--- BEGIN DATA SHOWN ---
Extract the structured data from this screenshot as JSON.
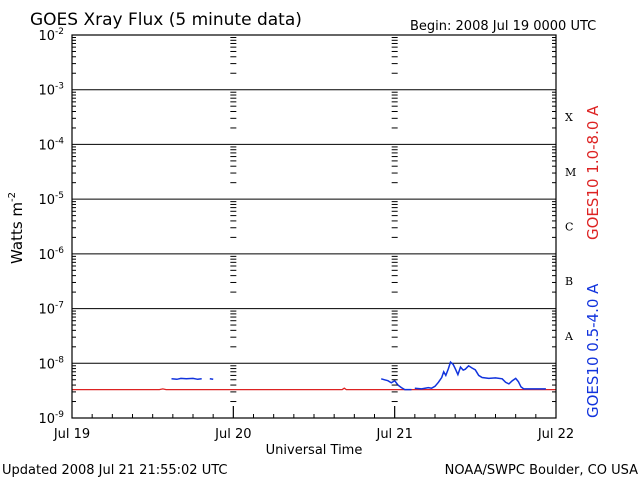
{
  "chart_data": {
    "type": "line",
    "title": "GOES Xray Flux (5 minute data)",
    "begin_label": "Begin:  2008 Jul 19 0000 UTC",
    "ylabel": "Watts m",
    "ylabel_sup": "-2",
    "xlabel": "Universal Time",
    "yscale": "log",
    "ylim": [
      1e-09,
      0.01
    ],
    "xlim": [
      0,
      72
    ],
    "grid": true,
    "y_ticks": [
      {
        "value": 1e-09,
        "base": "10",
        "exp": "-9"
      },
      {
        "value": 1e-08,
        "base": "10",
        "exp": "-8"
      },
      {
        "value": 1e-07,
        "base": "10",
        "exp": "-7"
      },
      {
        "value": 1e-06,
        "base": "10",
        "exp": "-6"
      },
      {
        "value": 1e-05,
        "base": "10",
        "exp": "-5"
      },
      {
        "value": 0.0001,
        "base": "10",
        "exp": "-4"
      },
      {
        "value": 0.001,
        "base": "10",
        "exp": "-3"
      },
      {
        "value": 0.01,
        "base": "10",
        "exp": "-2"
      }
    ],
    "x_ticks": [
      {
        "label": "Jul 19",
        "value": 0
      },
      {
        "label": "Jul 20",
        "value": 24
      },
      {
        "label": "Jul 21",
        "value": 48
      },
      {
        "label": "Jul 22",
        "value": 72
      }
    ],
    "flare_classes": [
      {
        "label": "X",
        "value": 0.000316
      },
      {
        "label": "M",
        "value": 3.16e-05
      },
      {
        "label": "C",
        "value": 3.16e-06
      },
      {
        "label": "B",
        "value": 3.16e-07
      },
      {
        "label": "A",
        "value": 3.16e-08
      }
    ],
    "series": [
      {
        "name": "GOES10 1.0-8.0 A",
        "color": "#dd2222",
        "points": [
          [
            0,
            3.3e-09
          ],
          [
            13,
            3.3e-09
          ],
          [
            13.5,
            3.4e-09
          ],
          [
            14,
            3.3e-09
          ],
          [
            40.2,
            3.3e-09
          ],
          [
            40.5,
            3.5e-09
          ],
          [
            40.8,
            3.3e-09
          ],
          [
            72,
            3.3e-09
          ]
        ]
      },
      {
        "name": "GOES10 0.5-4.0 A",
        "color": "#1133dd",
        "segments": [
          [
            [
              14.8,
              5.2e-09
            ],
            [
              15.6,
              5.1e-09
            ],
            [
              16.2,
              5.3e-09
            ],
            [
              17,
              5.2e-09
            ],
            [
              18,
              5.3e-09
            ],
            [
              18.7,
              5.1e-09
            ],
            [
              19.3,
              5.2e-09
            ]
          ],
          [
            [
              20.5,
              5.2e-09
            ],
            [
              21.0,
              5.1e-09
            ]
          ],
          [
            [
              46.0,
              5.2e-09
            ],
            [
              46.5,
              5e-09
            ],
            [
              47.0,
              4.8e-09
            ],
            [
              47.5,
              4.4e-09
            ],
            [
              48.0,
              4.8e-09
            ],
            [
              48.5,
              4e-09
            ],
            [
              49.0,
              3.6e-09
            ],
            [
              49.5,
              3.3e-09
            ],
            [
              50.5,
              3.3e-09
            ]
          ],
          [
            [
              51.0,
              3.5e-09
            ],
            [
              52.0,
              3.4e-09
            ],
            [
              53.0,
              3.6e-09
            ],
            [
              53.5,
              3.5e-09
            ],
            [
              54.0,
              3.8e-09
            ],
            [
              54.5,
              4.5e-09
            ],
            [
              55.0,
              5.5e-09
            ],
            [
              55.3,
              7e-09
            ],
            [
              55.6,
              6e-09
            ],
            [
              56.0,
              8e-09
            ],
            [
              56.3,
              1.05e-08
            ],
            [
              56.7,
              9.5e-09
            ],
            [
              57.0,
              8e-09
            ],
            [
              57.4,
              6.2e-09
            ],
            [
              57.8,
              8.5e-09
            ],
            [
              58.2,
              7.5e-09
            ],
            [
              58.5,
              7.8e-09
            ],
            [
              59.0,
              9e-09
            ],
            [
              59.5,
              8.2e-09
            ],
            [
              60.0,
              7.6e-09
            ],
            [
              60.5,
              6e-09
            ],
            [
              61.0,
              5.5e-09
            ],
            [
              62.0,
              5.3e-09
            ],
            [
              63.0,
              5.4e-09
            ],
            [
              64.0,
              5.2e-09
            ],
            [
              64.5,
              4.5e-09
            ],
            [
              65.0,
              4.2e-09
            ],
            [
              65.5,
              4.8e-09
            ],
            [
              66.0,
              5.3e-09
            ],
            [
              66.4,
              4.6e-09
            ],
            [
              66.8,
              3.7e-09
            ],
            [
              67.2,
              3.4e-09
            ],
            [
              70.5,
              3.4e-09
            ]
          ]
        ]
      }
    ]
  },
  "footer": {
    "updated": "Updated 2008 Jul 21 21:55:02 UTC",
    "source": "NOAA/SWPC Boulder, CO USA"
  }
}
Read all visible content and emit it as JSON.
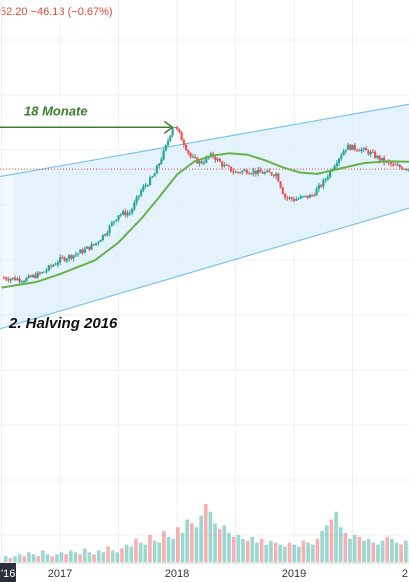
{
  "header": {
    "price_fragment": "52.20",
    "change": "−46.13 (−0.67%)"
  },
  "colors": {
    "up": "#26a69a",
    "down": "#ef5350",
    "ma": "#6ab04c",
    "channel_line": "#7cc4ee",
    "channel_fill": "#dbeefb",
    "arrow": "#3e7d2a",
    "price_line": "#e0493f"
  },
  "chart_data": {
    "type": "candlestick",
    "x_ticks": [
      "'16",
      "2017",
      "2018",
      "2019",
      "2"
    ],
    "annotations": [
      {
        "text": "18 Monate"
      },
      {
        "text": "2. Halving 2016"
      }
    ],
    "series": [
      {
        "type": "candlestick",
        "close_path": [
          {
            "t": 2016.5,
            "v": 650
          },
          {
            "t": 2016.7,
            "v": 620
          },
          {
            "t": 2016.85,
            "v": 720
          },
          {
            "t": 2017.0,
            "v": 960
          },
          {
            "t": 2017.15,
            "v": 1100
          },
          {
            "t": 2017.3,
            "v": 1350
          },
          {
            "t": 2017.4,
            "v": 1800
          },
          {
            "t": 2017.5,
            "v": 2600
          },
          {
            "t": 2017.6,
            "v": 2700
          },
          {
            "t": 2017.7,
            "v": 4500
          },
          {
            "t": 2017.8,
            "v": 6000
          },
          {
            "t": 2017.9,
            "v": 11000
          },
          {
            "t": 2017.97,
            "v": 19000
          },
          {
            "t": 2018.05,
            "v": 13000
          },
          {
            "t": 2018.12,
            "v": 9000
          },
          {
            "t": 2018.2,
            "v": 8000
          },
          {
            "t": 2018.3,
            "v": 9500
          },
          {
            "t": 2018.4,
            "v": 7500
          },
          {
            "t": 2018.5,
            "v": 6500
          },
          {
            "t": 2018.6,
            "v": 6800
          },
          {
            "t": 2018.7,
            "v": 6500
          },
          {
            "t": 2018.85,
            "v": 6300
          },
          {
            "t": 2018.92,
            "v": 3800
          },
          {
            "t": 2019.0,
            "v": 3600
          },
          {
            "t": 2019.15,
            "v": 3900
          },
          {
            "t": 2019.25,
            "v": 5200
          },
          {
            "t": 2019.35,
            "v": 8000
          },
          {
            "t": 2019.45,
            "v": 11500
          },
          {
            "t": 2019.55,
            "v": 11000
          },
          {
            "t": 2019.65,
            "v": 10000
          },
          {
            "t": 2019.75,
            "v": 8500
          },
          {
            "t": 2019.85,
            "v": 7500
          },
          {
            "t": 2019.95,
            "v": 7200
          },
          {
            "t": 2020.05,
            "v": 7000
          }
        ]
      },
      {
        "type": "line",
        "points": [
          {
            "t": 2016.5,
            "v": 520
          },
          {
            "t": 2016.8,
            "v": 590
          },
          {
            "t": 2017.0,
            "v": 700
          },
          {
            "t": 2017.3,
            "v": 950
          },
          {
            "t": 2017.5,
            "v": 1400
          },
          {
            "t": 2017.7,
            "v": 2400
          },
          {
            "t": 2017.85,
            "v": 3800
          },
          {
            "t": 2018.0,
            "v": 6200
          },
          {
            "t": 2018.15,
            "v": 8300
          },
          {
            "t": 2018.3,
            "v": 9400
          },
          {
            "t": 2018.45,
            "v": 9900
          },
          {
            "t": 2018.6,
            "v": 9600
          },
          {
            "t": 2018.75,
            "v": 8500
          },
          {
            "t": 2018.9,
            "v": 7300
          },
          {
            "t": 2019.05,
            "v": 6500
          },
          {
            "t": 2019.2,
            "v": 6300
          },
          {
            "t": 2019.4,
            "v": 7100
          },
          {
            "t": 2019.6,
            "v": 8000
          },
          {
            "t": 2019.8,
            "v": 8300
          },
          {
            "t": 2020.05,
            "v": 8200
          }
        ]
      },
      {
        "type": "bar",
        "name": "volume",
        "values": [
          3,
          2,
          3,
          4,
          3,
          5,
          4,
          3,
          6,
          4,
          3,
          4,
          5,
          4,
          6,
          5,
          4,
          7,
          5,
          4,
          6,
          5,
          8,
          6,
          5,
          7,
          9,
          8,
          12,
          10,
          9,
          14,
          11,
          10,
          16,
          13,
          12,
          18,
          15,
          22,
          20,
          18,
          24,
          30,
          26,
          20,
          17,
          19,
          15,
          13,
          14,
          12,
          11,
          13,
          10,
          12,
          9,
          11,
          10,
          9,
          8,
          10,
          9,
          8,
          11,
          10,
          9,
          12,
          16,
          19,
          22,
          26,
          18,
          15,
          12,
          14,
          13,
          11,
          12,
          10,
          9,
          11,
          13,
          12,
          10,
          9,
          11,
          8
        ]
      }
    ],
    "channel": {
      "upper": [
        {
          "t": 2015.5,
          "v": 3800
        },
        {
          "t": 2020.2,
          "v": 32000
        }
      ],
      "lower": [
        {
          "t": 2015.5,
          "v": 100
        },
        {
          "t": 2020.2,
          "v": 3500
        }
      ],
      "highlight_range": [
        2016.6,
        2020.2
      ]
    },
    "arrow": {
      "from_t": 2016.0,
      "to_t": 2017.96,
      "level": 17500
    },
    "current_price_line": 7000,
    "grid": true,
    "y_scale": "log",
    "x_range": [
      2016.52,
      2020.02
    ]
  }
}
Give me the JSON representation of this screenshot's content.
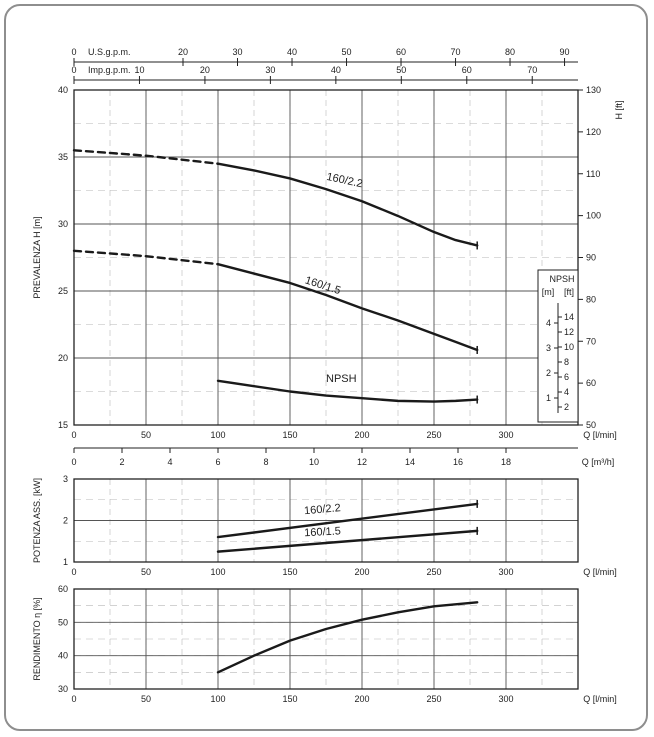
{
  "chart_data": [
    {
      "type": "line",
      "panel": "head",
      "ylabel_left": "PREVALENZA   H  [m]",
      "ylabel_right": "H  [ft]",
      "xlabel": "Q  [l/min]",
      "xlim": [
        0,
        350
      ],
      "ylim": [
        15,
        40
      ],
      "y_right_lim": [
        50,
        130
      ],
      "x_ticks": [
        0,
        50,
        100,
        150,
        200,
        250,
        300
      ],
      "y_ticks": [
        15,
        20,
        25,
        30,
        35,
        40
      ],
      "y_right_ticks": [
        50,
        60,
        70,
        80,
        90,
        100,
        110,
        120,
        130
      ],
      "top_axes": [
        {
          "label": "U.S.g.p.m.",
          "lim": [
            0,
            90
          ],
          "ticks": [
            0,
            20,
            30,
            40,
            50,
            60,
            70,
            80,
            90
          ],
          "tick_labels": [
            "0",
            "20",
            "30",
            "40",
            "50",
            "60",
            "70",
            "80",
            "90"
          ]
        },
        {
          "label": "Imp.g.p.m.",
          "lim": [
            0,
            75
          ],
          "ticks": [
            0,
            10,
            20,
            30,
            40,
            50,
            60,
            70
          ],
          "tick_labels": [
            "0",
            "10",
            "20",
            "30",
            "40",
            "50",
            "60",
            "70"
          ]
        }
      ],
      "series": [
        {
          "name": "160/2.2",
          "x": [
            0,
            25,
            50,
            75,
            100,
            125,
            150,
            175,
            200,
            225,
            250,
            265,
            280
          ],
          "y": [
            35.5,
            35.3,
            35.1,
            34.8,
            34.5,
            34.0,
            33.4,
            32.6,
            31.7,
            30.6,
            29.4,
            28.8,
            28.4
          ],
          "dashed_until": 100
        },
        {
          "name": "160/1.5",
          "x": [
            0,
            25,
            50,
            75,
            100,
            125,
            150,
            175,
            200,
            225,
            250,
            265,
            280
          ],
          "y": [
            28.0,
            27.8,
            27.6,
            27.3,
            27.0,
            26.3,
            25.6,
            24.7,
            23.7,
            22.8,
            21.8,
            21.2,
            20.6
          ],
          "dashed_until": 100
        },
        {
          "name": "NPSH",
          "x": [
            100,
            125,
            150,
            175,
            200,
            225,
            250,
            265,
            280
          ],
          "y": [
            18.3,
            17.9,
            17.5,
            17.2,
            17.0,
            16.8,
            16.75,
            16.8,
            16.9
          ]
        }
      ],
      "npsh_scale": {
        "title": "NPSH",
        "m_label": "[m]",
        "ft_label": "[ft]",
        "m_ticks": [
          "1",
          "2",
          "3",
          "4"
        ],
        "ft_ticks": [
          "2",
          "4",
          "6",
          "8",
          "10",
          "12",
          "14"
        ]
      },
      "grid": true
    },
    {
      "type": "line",
      "panel": "power",
      "ylabel": "POTENZA ASS. [kW]",
      "xlabel": "Q  [l/min]",
      "top_axis": {
        "label": "Q  [m³/h]",
        "lim": [
          0,
          21
        ],
        "ticks": [
          0,
          2,
          4,
          6,
          8,
          10,
          12,
          14,
          16,
          18
        ],
        "tick_labels": [
          "0",
          "2",
          "4",
          "6",
          "8",
          "10",
          "12",
          "14",
          "16",
          "18"
        ]
      },
      "xlim": [
        0,
        350
      ],
      "ylim": [
        1,
        3
      ],
      "x_ticks": [
        0,
        50,
        100,
        150,
        200,
        250,
        300
      ],
      "y_ticks": [
        1,
        2,
        3
      ],
      "series": [
        {
          "name": "160/2.2",
          "x": [
            100,
            280
          ],
          "y": [
            1.6,
            2.4
          ]
        },
        {
          "name": "160/1.5",
          "x": [
            100,
            280
          ],
          "y": [
            1.25,
            1.75
          ]
        }
      ],
      "grid": true
    },
    {
      "type": "line",
      "panel": "efficiency",
      "ylabel": "RENDIMENTO  η  [%]",
      "xlabel": "Q  [l/min]",
      "xlim": [
        0,
        350
      ],
      "ylim": [
        30,
        60
      ],
      "x_ticks": [
        0,
        50,
        100,
        150,
        200,
        250,
        300
      ],
      "y_ticks": [
        30,
        40,
        50,
        60
      ],
      "series": [
        {
          "x": [
            100,
            125,
            150,
            175,
            200,
            225,
            250,
            280
          ],
          "y": [
            35,
            40,
            44.5,
            48,
            50.8,
            53,
            54.8,
            56
          ]
        }
      ],
      "grid": true
    }
  ]
}
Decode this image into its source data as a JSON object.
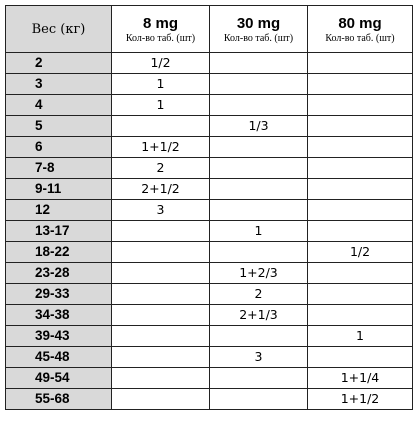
--- END DATA SHOWN ---
» WORK INSTRUCTIONS
Pull out each line of the entries that contains "source".

» WORKED SOLUTION
    "source": "NOAA/SWPC Boulder, CO USA"
Decode this image into its source data as a JSON object.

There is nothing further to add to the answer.